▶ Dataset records

╭──

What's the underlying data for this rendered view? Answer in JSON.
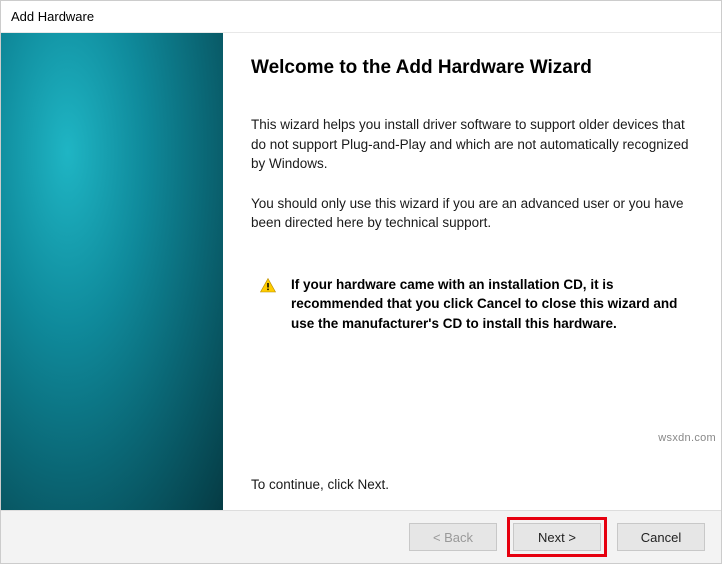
{
  "window": {
    "title": "Add Hardware"
  },
  "main": {
    "heading": "Welcome to the Add Hardware Wizard",
    "para1": "This wizard helps you install driver software to support older devices that do not support Plug-and-Play and which are not automatically recognized by Windows.",
    "para2": "You should only use this wizard if you are an advanced user or you have been directed here by technical support.",
    "warning": "If your hardware came with an installation CD, it is recommended that you click Cancel to close this wizard and use the manufacturer's CD to install this hardware.",
    "continue_hint": "To continue, click Next."
  },
  "buttons": {
    "back": "< Back",
    "next": "Next >",
    "cancel": "Cancel"
  },
  "watermark": "wsxdn.com"
}
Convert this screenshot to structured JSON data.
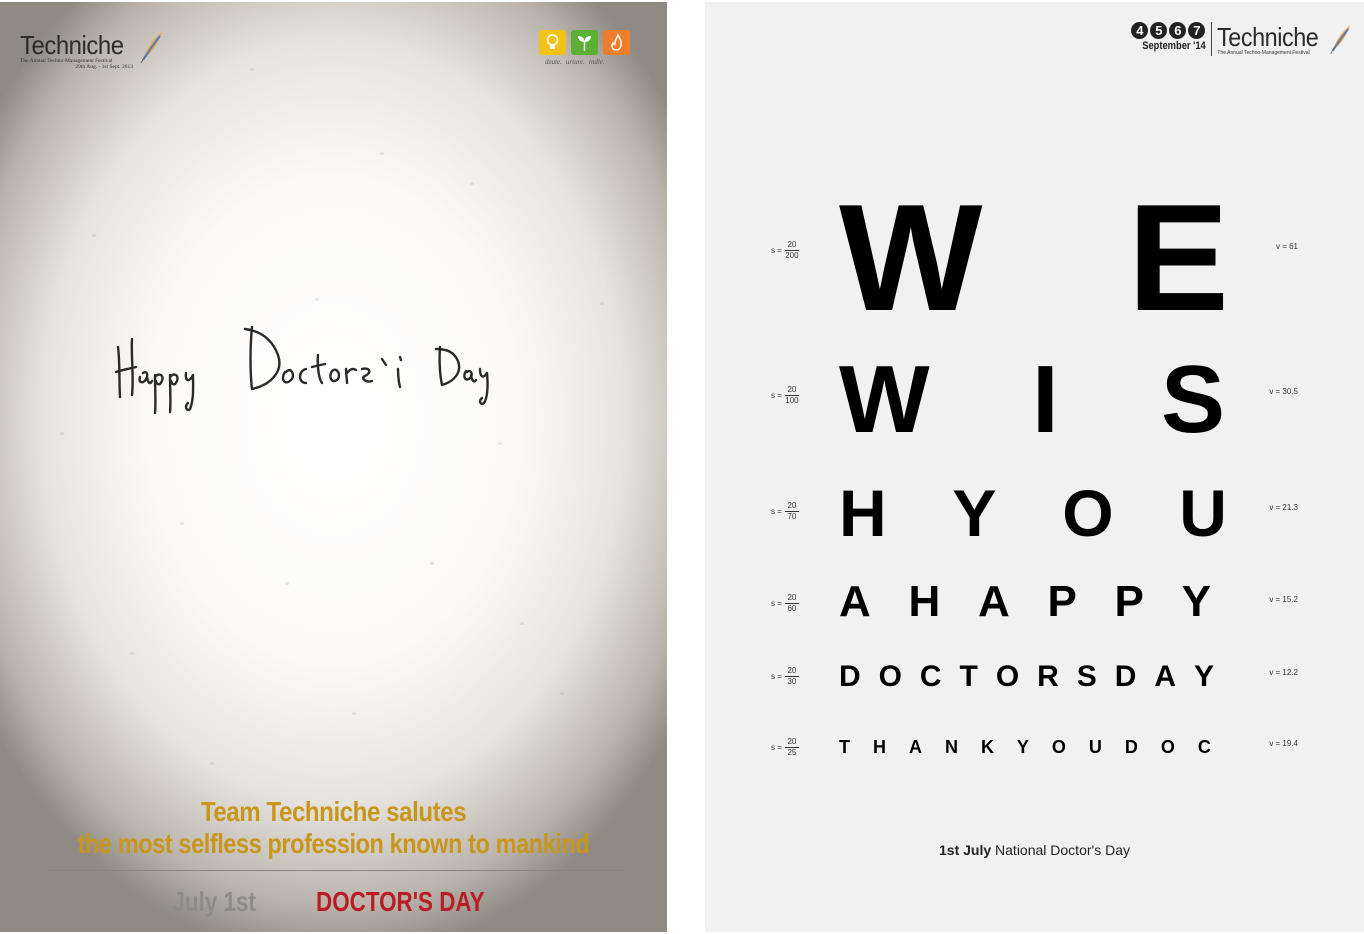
{
  "left_poster": {
    "brand": {
      "wordmark": "Techniche",
      "tagline": "The Annual Techno-Management Festival",
      "dates": "29th Aug. - 1st Sept. 2013",
      "logo_icon": "quill-feather-icon"
    },
    "tiles": {
      "icons": [
        "lightbulb-icon",
        "sprout-icon",
        "flame-icon"
      ],
      "captions": [
        "deate.",
        "urture.",
        "indle."
      ],
      "colors": [
        "#f2c316",
        "#5cb135",
        "#ef7e2a"
      ]
    },
    "handwritten": "Happy Doctors' Day",
    "salute_line1": "Team Techniche salutes",
    "salute_line2": "the most selfless profession known to mankind",
    "date_text": "July 1st",
    "day_text": "DOCTOR'S DAY",
    "colors": {
      "salute": "#c8961a",
      "date": "#8e8b88",
      "day": "#b81d24"
    }
  },
  "right_poster": {
    "brand": {
      "circle_digits": [
        "4",
        "5",
        "6",
        "7"
      ],
      "month": "September '14",
      "wordmark": "Techniche",
      "tagline": "The Annual Techno-Management Festival",
      "logo_icon": "quill-feather-icon"
    },
    "chart_rows": [
      {
        "s_prefix": "s =",
        "s_num": "20",
        "s_den": "200",
        "letters": [
          "W",
          "E"
        ],
        "v": "v = 61"
      },
      {
        "s_prefix": "s =",
        "s_num": "20",
        "s_den": "100",
        "letters": [
          "W",
          "I",
          "S"
        ],
        "v": "v = 30.5"
      },
      {
        "s_prefix": "s =",
        "s_num": "20",
        "s_den": "70",
        "letters": [
          "H",
          "Y",
          "O",
          "U"
        ],
        "v": "v = 21.3"
      },
      {
        "s_prefix": "s =",
        "s_num": "20",
        "s_den": "60",
        "letters": [
          "A",
          "H",
          "A",
          "P",
          "P",
          "Y"
        ],
        "v": "v = 15.2"
      },
      {
        "s_prefix": "s =",
        "s_num": "20",
        "s_den": "30",
        "letters": [
          "D",
          "O",
          "C",
          "T",
          "O",
          "R",
          "S",
          "D",
          "A",
          "Y"
        ],
        "v": "v = 12.2"
      },
      {
        "s_prefix": "s =",
        "s_num": "20",
        "s_den": "25",
        "letters": [
          "T",
          "H",
          "A",
          "N",
          "K",
          "Y",
          "O",
          "U",
          "D",
          "O",
          "C"
        ],
        "v": "v = 19.4"
      }
    ],
    "footer_bold": "1st July",
    "footer_rest": " National Doctor's Day"
  }
}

╰──

▶ Exercise
From the material above, copy everything exactly but the pictures.

▶ Output below
What's the underlying data for this rendered view? Answer in JSON.
{
  "window": {
    "title": "Add Hardware"
  },
  "main": {
    "heading": "Welcome to the Add Hardware Wizard",
    "para1": "This wizard helps you install driver software to support older devices that do not support Plug-and-Play and which are not automatically recognized by Windows.",
    "para2": "You should only use this wizard if you are an advanced user or you have been directed here by technical support.",
    "warning": "If your hardware came with an installation CD, it is recommended that you click Cancel to close this wizard and use the manufacturer's CD to install this hardware.",
    "continue_hint": "To continue, click Next."
  },
  "buttons": {
    "back": "< Back",
    "next": "Next >",
    "cancel": "Cancel"
  },
  "watermark": "wsxdn.com"
}
Convert this screenshot to structured JSON data.
{
  "left_poster": {
    "brand": {
      "wordmark": "Techniche",
      "tagline": "The Annual Techno-Management Festival",
      "dates": "29th Aug. - 1st Sept. 2013",
      "logo_icon": "quill-feather-icon"
    },
    "tiles": {
      "icons": [
        "lightbulb-icon",
        "sprout-icon",
        "flame-icon"
      ],
      "captions": [
        "deate.",
        "urture.",
        "indle."
      ],
      "colors": [
        "#f2c316",
        "#5cb135",
        "#ef7e2a"
      ]
    },
    "handwritten": "Happy Doctors' Day",
    "salute_line1": "Team Techniche salutes",
    "salute_line2": "the most selfless profession known to mankind",
    "date_text": "July 1st",
    "day_text": "DOCTOR'S DAY",
    "colors": {
      "salute": "#c8961a",
      "date": "#8e8b88",
      "day": "#b81d24"
    }
  },
  "right_poster": {
    "brand": {
      "circle_digits": [
        "4",
        "5",
        "6",
        "7"
      ],
      "month": "September '14",
      "wordmark": "Techniche",
      "tagline": "The Annual Techno-Management Festival",
      "logo_icon": "quill-feather-icon"
    },
    "chart_rows": [
      {
        "s_prefix": "s =",
        "s_num": "20",
        "s_den": "200",
        "letters": [
          "W",
          "E"
        ],
        "v": "v = 61"
      },
      {
        "s_prefix": "s =",
        "s_num": "20",
        "s_den": "100",
        "letters": [
          "W",
          "I",
          "S"
        ],
        "v": "v = 30.5"
      },
      {
        "s_prefix": "s =",
        "s_num": "20",
        "s_den": "70",
        "letters": [
          "H",
          "Y",
          "O",
          "U"
        ],
        "v": "v = 21.3"
      },
      {
        "s_prefix": "s =",
        "s_num": "20",
        "s_den": "60",
        "letters": [
          "A",
          "H",
          "A",
          "P",
          "P",
          "Y"
        ],
        "v": "v = 15.2"
      },
      {
        "s_prefix": "s =",
        "s_num": "20",
        "s_den": "30",
        "letters": [
          "D",
          "O",
          "C",
          "T",
          "O",
          "R",
          "S",
          "D",
          "A",
          "Y"
        ],
        "v": "v = 12.2"
      },
      {
        "s_prefix": "s =",
        "s_num": "20",
        "s_den": "25",
        "letters": [
          "T",
          "H",
          "A",
          "N",
          "K",
          "Y",
          "O",
          "U",
          "D",
          "O",
          "C"
        ],
        "v": "v = 19.4"
      }
    ],
    "footer_bold": "1st July",
    "footer_rest": " National Doctor's Day"
  }
}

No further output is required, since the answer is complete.